▶ **Aim A**
According to the circuit breaker passage, what is the typical trip current of a residual current device in domestic applications?
▶ **Aim B**
In the circuit breaker passage, replace "electrocution" with "electric shock" and write out the text between "MCBs are designed" and "rated tripping current.", inclusive.
▶ **Aim C**
List the components that make up the magnetic tripping element as described in the circuit breaker passage.

▶ **Document passage**
= = =
The tripping mechanism usually consists of a thermal-magnetic arrangement. The thermal action is provided by a bimetal with, in some cases, a heater. For ratings in the range 6-63 A the bimetal forms part of the current path, the heat generated within the bimetal itself being sufficient to cause deflection. The deflection is then used to activate the tripping mechanism. The characteristics of the bimetal are chosen to provide particular delays under certain overload or fault currents according to the required time-current characteristic. A high-resistance bimetal is used for low-current devices and a lower-resistance bimetal for high-current devices. In very low-current mcbs a heater may be incorporated around the bimetal in order to generate sufficient heat to deflect it.

The magnetic tripping element usually consists of a coil which is wrapped around a tube, there being a spring-loaded slug within the tube. Movement of the slug operates the tripping mechanism to open the mcb. It can also be used to assist in opening the contacts by locating the coil near to the moving contact. When a fault current flows, the high magnetic field generated by the coil overcomes the spring force holding the slug in position; the slug then moves to actuate the tripping mechanism and forces the contacts apart by striking the moving contact arm, For low mcb ratings the coil is formed from thin wire with many turns; for higher ratings the wire is thicker, with fewer turns. The magnetic trip is set by the manufacturer according to the required characteristics. These characteristics are defined in the standard and form 'types' which are shown in Table 2.

MCBs are designed and tested according to the requirements of IEC 898.

Table 2 Magnetic trip settings for mcbs

3.4 Residual current devices

The residual current device (rcd) is used to detect earth fault currents and to interrupt supply if an earth current flows. The main application is to prevent electrocution but rcds can also be used to protect equipment, especially against fire. The earth fault currents that operate an rcd can range from 5 mA up to many amperes. For typical domestic applications the typical trip current would be 30 mA. The rcd can be opened and closed manually to switch normal load currents, and it opens automatically when an earth fault current flows which is about 50 percent or more of the rated tripping current.

Fig. 11 Residual current device

The main features of an rcd are shown in Fig 11. The key component is a toroidal transformer, upon which the load current (live) and return current (neutral) conductors are wound in opposite directions. The toroid also carries a detecting winding. If no earth fault current is flowing then the load and return currents are equal. In this case the mmfs generated by the load and return current windings are equal; there is no resultant flux in the toroid and the detecting winding does not generate any current. When a fault current flows there is a difference between the load and return currents which generates a resultant flux in the toroid and induces a current in the detecting winding. The current generated in the detecting winding operates a relay which opens the main contacts of the rcd.
= = =
▶ **Dataset records**
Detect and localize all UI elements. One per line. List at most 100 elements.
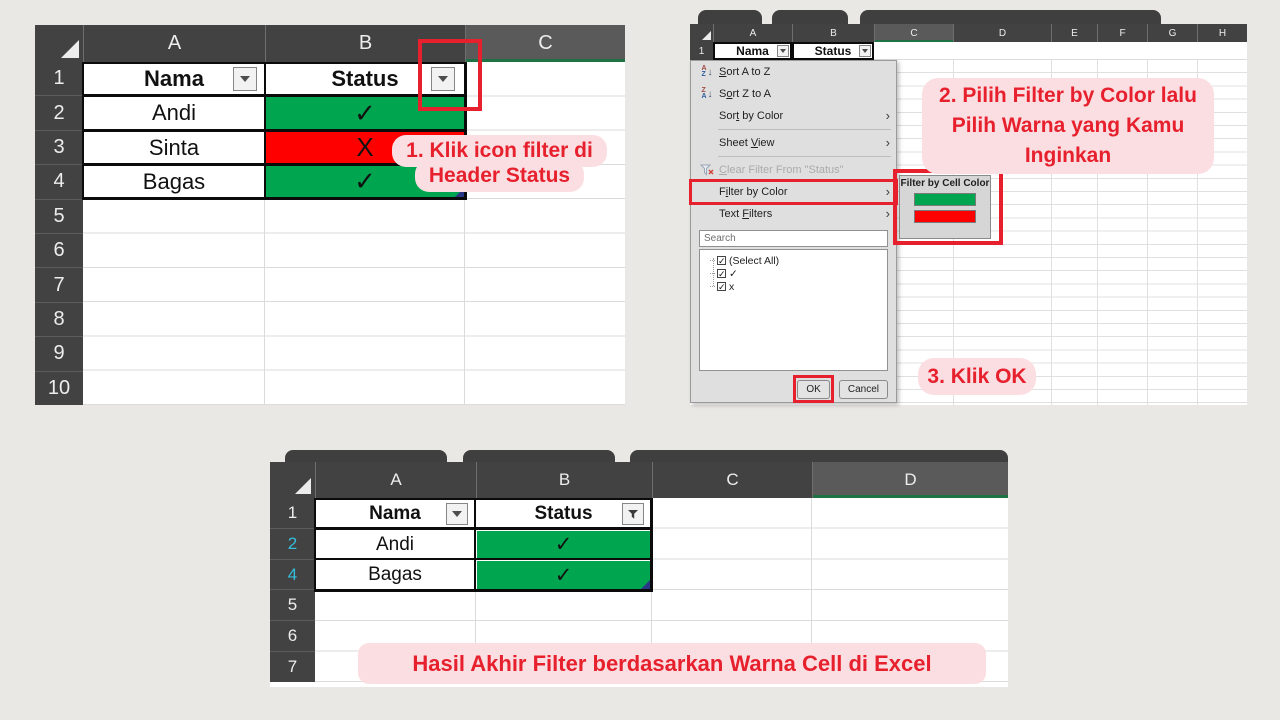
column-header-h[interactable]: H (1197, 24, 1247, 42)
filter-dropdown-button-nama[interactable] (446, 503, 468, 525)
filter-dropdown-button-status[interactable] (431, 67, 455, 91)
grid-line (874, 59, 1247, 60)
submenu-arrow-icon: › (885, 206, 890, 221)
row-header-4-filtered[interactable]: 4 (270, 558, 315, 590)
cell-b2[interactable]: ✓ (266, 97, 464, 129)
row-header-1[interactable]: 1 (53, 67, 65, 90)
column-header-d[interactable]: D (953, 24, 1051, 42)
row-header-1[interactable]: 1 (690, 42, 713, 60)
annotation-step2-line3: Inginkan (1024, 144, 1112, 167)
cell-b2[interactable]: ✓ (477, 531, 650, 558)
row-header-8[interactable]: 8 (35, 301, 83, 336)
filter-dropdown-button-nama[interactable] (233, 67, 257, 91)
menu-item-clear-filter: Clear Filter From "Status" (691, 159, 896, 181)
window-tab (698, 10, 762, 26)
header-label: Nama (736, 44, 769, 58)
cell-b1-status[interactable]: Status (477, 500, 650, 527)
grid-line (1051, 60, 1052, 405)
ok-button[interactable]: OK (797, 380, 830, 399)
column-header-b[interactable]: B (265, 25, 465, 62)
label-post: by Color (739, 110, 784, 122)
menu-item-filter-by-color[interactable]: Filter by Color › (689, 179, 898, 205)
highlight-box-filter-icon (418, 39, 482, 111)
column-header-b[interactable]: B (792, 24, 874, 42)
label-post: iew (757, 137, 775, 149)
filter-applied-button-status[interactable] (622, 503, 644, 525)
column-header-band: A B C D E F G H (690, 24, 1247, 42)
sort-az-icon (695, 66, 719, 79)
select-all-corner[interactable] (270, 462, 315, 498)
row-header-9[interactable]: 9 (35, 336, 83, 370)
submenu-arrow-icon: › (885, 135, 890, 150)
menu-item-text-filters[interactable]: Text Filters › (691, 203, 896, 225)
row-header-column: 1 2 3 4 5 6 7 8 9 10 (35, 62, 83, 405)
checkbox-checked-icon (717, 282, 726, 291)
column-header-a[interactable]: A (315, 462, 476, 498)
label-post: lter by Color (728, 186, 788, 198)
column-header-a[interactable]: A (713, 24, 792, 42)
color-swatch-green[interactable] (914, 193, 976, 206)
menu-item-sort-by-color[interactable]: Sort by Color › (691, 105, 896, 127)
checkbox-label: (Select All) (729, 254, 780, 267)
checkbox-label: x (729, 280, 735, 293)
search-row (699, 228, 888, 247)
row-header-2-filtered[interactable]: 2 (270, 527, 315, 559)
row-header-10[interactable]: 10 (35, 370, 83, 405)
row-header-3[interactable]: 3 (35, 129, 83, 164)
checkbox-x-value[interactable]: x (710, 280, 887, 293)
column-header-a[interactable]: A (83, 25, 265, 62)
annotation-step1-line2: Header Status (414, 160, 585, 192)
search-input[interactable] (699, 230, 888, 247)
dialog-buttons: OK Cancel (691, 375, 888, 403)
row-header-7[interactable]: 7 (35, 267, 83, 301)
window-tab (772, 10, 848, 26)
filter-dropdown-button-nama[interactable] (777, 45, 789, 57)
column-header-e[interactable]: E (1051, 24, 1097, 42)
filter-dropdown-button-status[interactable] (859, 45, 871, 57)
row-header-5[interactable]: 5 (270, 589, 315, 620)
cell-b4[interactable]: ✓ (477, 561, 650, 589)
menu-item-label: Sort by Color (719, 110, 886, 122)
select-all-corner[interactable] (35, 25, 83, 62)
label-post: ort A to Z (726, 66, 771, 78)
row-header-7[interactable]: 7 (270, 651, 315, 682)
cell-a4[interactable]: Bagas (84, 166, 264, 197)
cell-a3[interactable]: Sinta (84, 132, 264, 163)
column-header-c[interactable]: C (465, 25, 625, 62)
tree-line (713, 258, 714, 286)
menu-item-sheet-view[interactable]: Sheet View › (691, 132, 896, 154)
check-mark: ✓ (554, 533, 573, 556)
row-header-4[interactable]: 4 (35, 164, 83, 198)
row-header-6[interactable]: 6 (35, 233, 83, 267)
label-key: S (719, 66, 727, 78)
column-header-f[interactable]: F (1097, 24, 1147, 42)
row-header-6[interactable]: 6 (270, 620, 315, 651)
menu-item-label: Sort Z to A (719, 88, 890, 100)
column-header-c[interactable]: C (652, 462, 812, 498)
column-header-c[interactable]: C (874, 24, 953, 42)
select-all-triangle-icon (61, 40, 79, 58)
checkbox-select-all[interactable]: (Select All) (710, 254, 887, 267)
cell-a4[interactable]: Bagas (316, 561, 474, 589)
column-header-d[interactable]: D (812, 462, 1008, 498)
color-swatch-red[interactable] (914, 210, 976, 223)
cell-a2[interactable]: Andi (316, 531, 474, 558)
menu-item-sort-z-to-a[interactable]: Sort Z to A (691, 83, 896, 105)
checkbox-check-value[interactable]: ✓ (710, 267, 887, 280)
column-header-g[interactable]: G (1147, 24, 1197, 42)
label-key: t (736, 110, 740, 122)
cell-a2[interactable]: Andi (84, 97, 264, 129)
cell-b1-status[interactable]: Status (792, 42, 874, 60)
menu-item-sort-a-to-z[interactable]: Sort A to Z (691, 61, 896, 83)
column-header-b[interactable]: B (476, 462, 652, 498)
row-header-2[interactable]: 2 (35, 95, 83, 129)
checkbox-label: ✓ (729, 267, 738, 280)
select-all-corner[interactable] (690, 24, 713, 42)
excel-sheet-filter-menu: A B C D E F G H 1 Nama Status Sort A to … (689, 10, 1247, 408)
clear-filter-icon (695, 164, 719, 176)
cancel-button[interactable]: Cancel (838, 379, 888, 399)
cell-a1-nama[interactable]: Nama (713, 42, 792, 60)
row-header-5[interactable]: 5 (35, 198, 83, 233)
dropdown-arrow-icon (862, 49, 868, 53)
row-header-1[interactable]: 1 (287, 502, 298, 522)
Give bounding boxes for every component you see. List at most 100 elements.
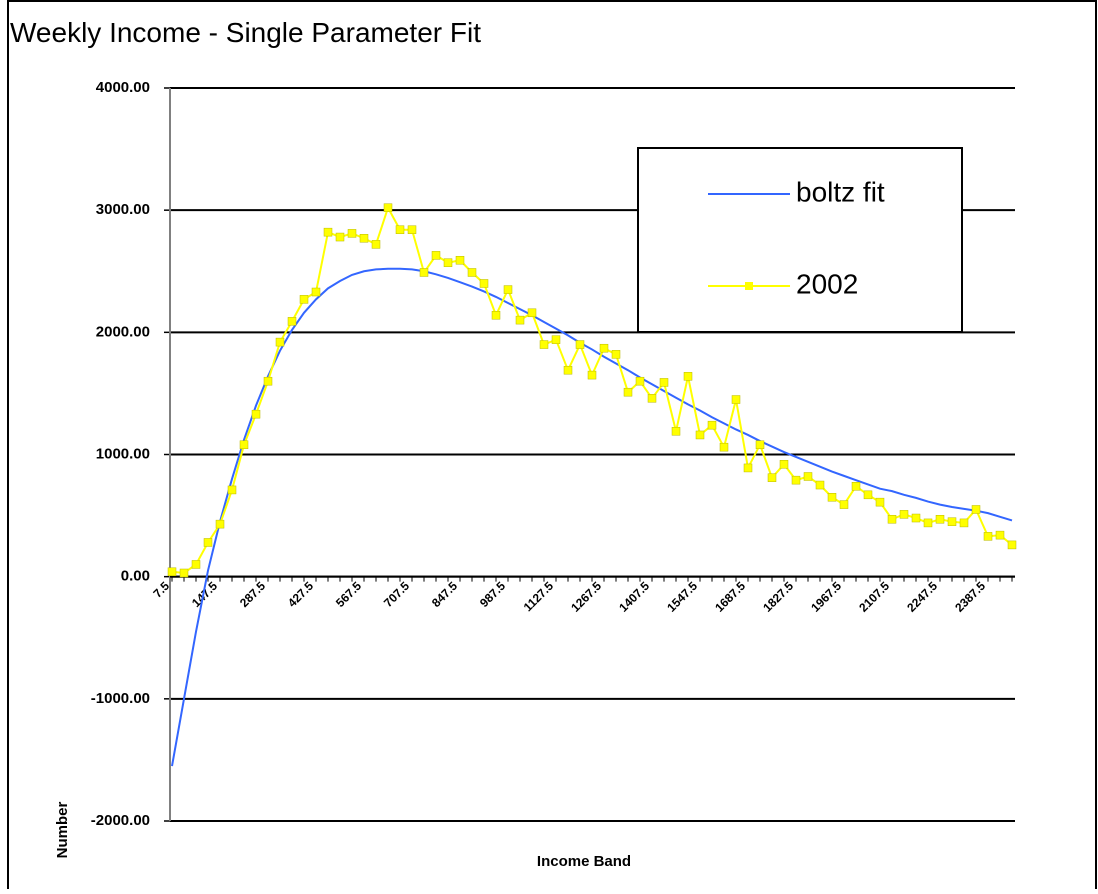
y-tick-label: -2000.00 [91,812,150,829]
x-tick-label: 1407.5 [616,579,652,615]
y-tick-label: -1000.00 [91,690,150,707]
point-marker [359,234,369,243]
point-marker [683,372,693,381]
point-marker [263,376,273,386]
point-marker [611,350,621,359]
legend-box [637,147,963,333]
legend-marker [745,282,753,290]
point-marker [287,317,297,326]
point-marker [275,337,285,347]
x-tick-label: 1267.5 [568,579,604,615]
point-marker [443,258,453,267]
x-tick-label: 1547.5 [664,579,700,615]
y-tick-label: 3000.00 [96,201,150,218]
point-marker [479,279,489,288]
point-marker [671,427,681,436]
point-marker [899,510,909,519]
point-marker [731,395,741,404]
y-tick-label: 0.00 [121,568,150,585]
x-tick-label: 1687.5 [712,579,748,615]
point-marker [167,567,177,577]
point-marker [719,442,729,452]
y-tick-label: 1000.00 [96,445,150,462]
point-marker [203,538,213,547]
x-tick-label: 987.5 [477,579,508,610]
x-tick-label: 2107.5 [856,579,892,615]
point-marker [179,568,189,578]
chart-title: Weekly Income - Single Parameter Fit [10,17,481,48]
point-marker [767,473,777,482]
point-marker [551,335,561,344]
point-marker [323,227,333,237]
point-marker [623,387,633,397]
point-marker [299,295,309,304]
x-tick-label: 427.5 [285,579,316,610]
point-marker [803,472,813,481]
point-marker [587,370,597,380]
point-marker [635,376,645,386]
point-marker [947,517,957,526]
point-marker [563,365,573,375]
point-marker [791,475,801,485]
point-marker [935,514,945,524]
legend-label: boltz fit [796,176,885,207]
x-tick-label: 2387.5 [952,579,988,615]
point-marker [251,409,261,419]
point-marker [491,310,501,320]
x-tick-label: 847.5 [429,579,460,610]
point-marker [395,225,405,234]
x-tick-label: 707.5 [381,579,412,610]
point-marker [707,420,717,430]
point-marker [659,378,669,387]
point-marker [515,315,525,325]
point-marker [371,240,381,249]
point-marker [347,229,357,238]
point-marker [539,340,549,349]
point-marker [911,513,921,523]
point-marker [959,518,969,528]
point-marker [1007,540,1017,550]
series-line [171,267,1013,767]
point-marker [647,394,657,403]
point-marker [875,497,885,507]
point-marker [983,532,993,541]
= = =
▶ **Reply A**
30 mA

▶ **Reply B**
MCBs are designed and tested according to the requirements of IEC 898.

Table 2 Magnetic trip settings for mcbs

3.4 Residual current devices

The residual current device (rcd) is used to detect earth fault currents and to interrupt supply if an earth current flows. The main application is to prevent electric shock but rcds can also be used to protect equipment, especially against fire. The earth fault currents that operate an rcd can range from 5 mA up to many amperes. For typical domestic applications the typical trip current would be 30 mA. The rcd can be opened and closed manually to switch normal load currents, and it opens automatically when an earth fault current flows which is about 50 percent or more of the rated tripping current.

▶ **Reply C**
A coil, a tube that the coil is wrapped around, and a spring-loaded slug within the tube.